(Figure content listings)

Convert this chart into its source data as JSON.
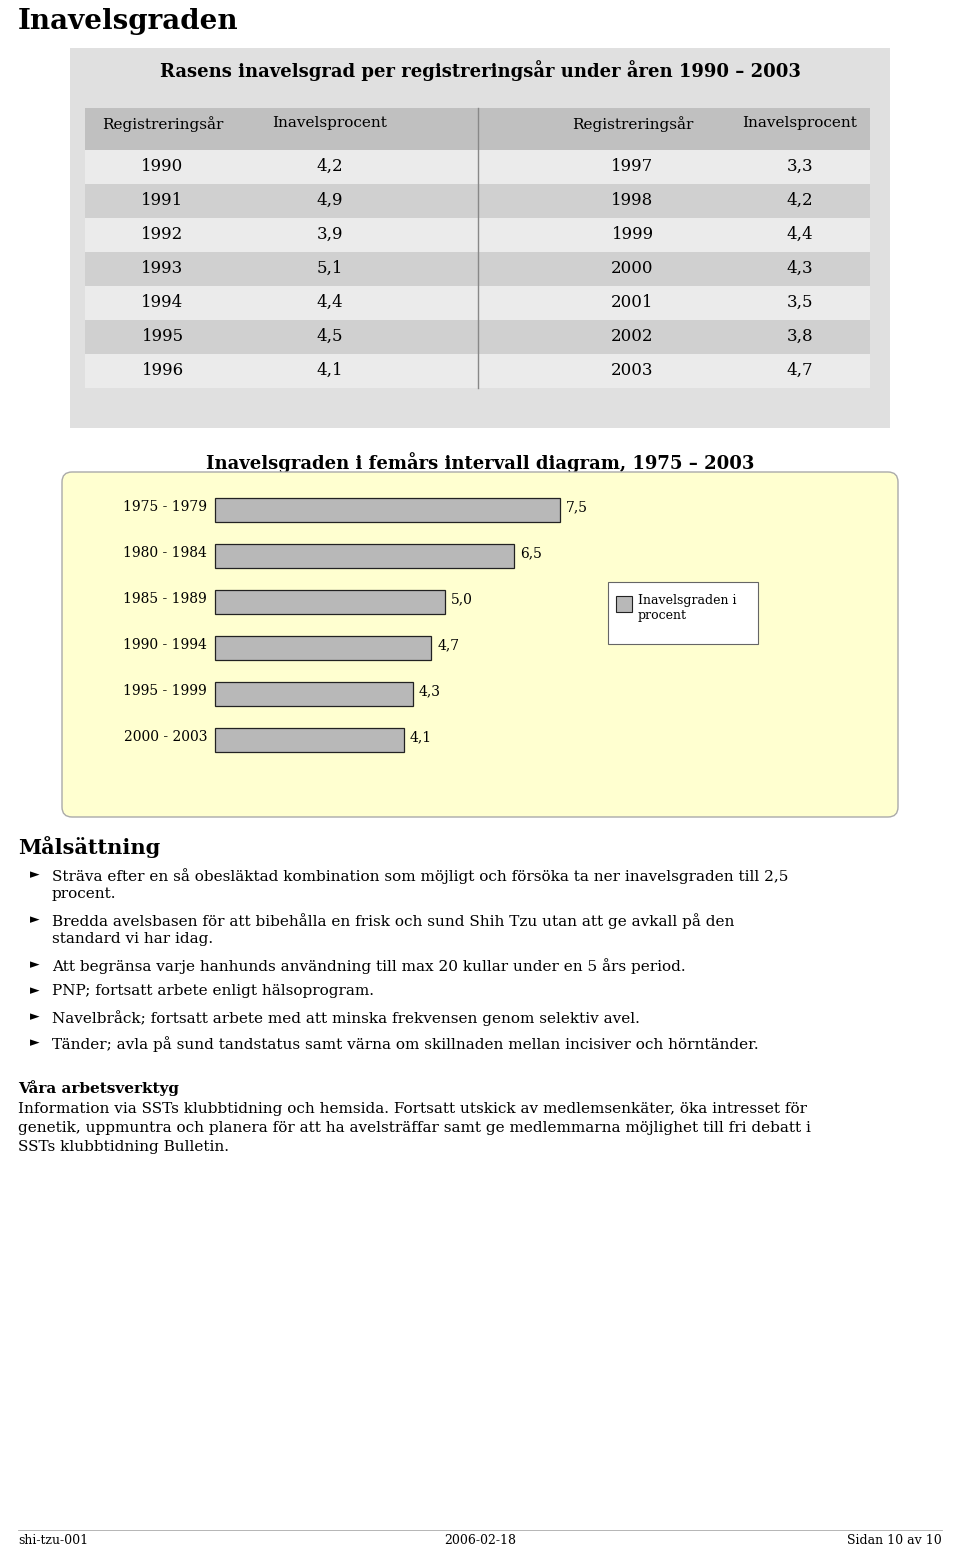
{
  "page_title": "Inavelsgraden",
  "table_title": "Rasens inavelsgrad per registreringsår under åren 1990 – 2003",
  "table_headers": [
    "Registreringsår",
    "Inavelsprocent",
    "Registreringsår",
    "Inavelsprocent"
  ],
  "table_left": [
    [
      "1990",
      "4,2"
    ],
    [
      "1991",
      "4,9"
    ],
    [
      "1992",
      "3,9"
    ],
    [
      "1993",
      "5,1"
    ],
    [
      "1994",
      "4,4"
    ],
    [
      "1995",
      "4,5"
    ],
    [
      "1996",
      "4,1"
    ]
  ],
  "table_right": [
    [
      "1997",
      "3,3"
    ],
    [
      "1998",
      "4,2"
    ],
    [
      "1999",
      "4,4"
    ],
    [
      "2000",
      "4,3"
    ],
    [
      "2001",
      "3,5"
    ],
    [
      "2002",
      "3,8"
    ],
    [
      "2003",
      "4,7"
    ]
  ],
  "chart_title": "Inavelsgraden i femårs intervall diagram, 1975 – 2003",
  "bar_categories": [
    "1975 - 1979",
    "1980 - 1984",
    "1985 - 1989",
    "1990 - 1994",
    "1995 - 1999",
    "2000 - 2003"
  ],
  "bar_values": [
    7.5,
    6.5,
    5.0,
    4.7,
    4.3,
    4.1
  ],
  "bar_color": "#b8b8b8",
  "bar_edgecolor": "#222222",
  "legend_label_line1": "Inavelsgraden i",
  "legend_label_line2": "procent",
  "chart_bg_color": "#ffffd0",
  "malsattning_title": "Målsättning",
  "malsattning_bullets": [
    "Sträva efter en så obesläktad kombination som möjligt och försöka ta ner inavelsgraden till 2,5\nprocent.",
    "Bredda avelsbasen för att bibehålla en frisk och sund Shih Tzu utan att ge avkall på den\nstandard vi har idag.",
    "Att begränsa varje hanhunds användning till max 20 kullar under en 5 års period.",
    "PNP; fortsatt arbete enligt hälsoprogram.",
    "Navelbråck; fortsatt arbete med att minska frekvensen genom selektiv avel.",
    "Tänder; avla på sund tandstatus samt värna om skillnaden mellan incisiver och hörntänder."
  ],
  "vara_title": "Våra arbetsverktyg",
  "vara_lines": [
    "Information via SSTs klubbtidning och hemsida. Fortsatt utskick av medlemsenkäter, öka intresset för",
    "genetik, uppmuntra och planera för att ha avelsträffar samt ge medlemmarna möjlighet till fri debatt i",
    "SSTs klubbtidning Bulletin."
  ],
  "footer_left": "shi-tzu-001",
  "footer_center": "2006-02-18",
  "footer_right": "Sidan 10 av 10",
  "bg_color": "#ffffff",
  "table_outer_bg": "#e0e0e0",
  "table_header_bg": "#c0c0c0",
  "table_alt_row_bg": "#d0d0d0",
  "table_white_row_bg": "#ebebeb"
}
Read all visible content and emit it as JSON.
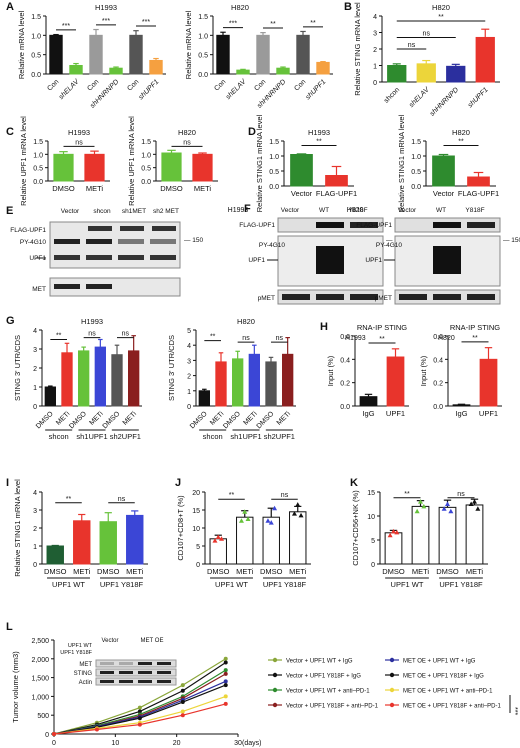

WORK INSTRUCTION: In the entries above, find each line with "samt" and copy it.

COMPLETED EXERCISE:
    "Tänder; avla på sund tandstatus samt värna om skillnaden mellan incisiver och hörntänder."
    "genetik, uppmuntra och planera för att ha avelsträffar samt ge medlemmarna möjlighet till fri debatt i",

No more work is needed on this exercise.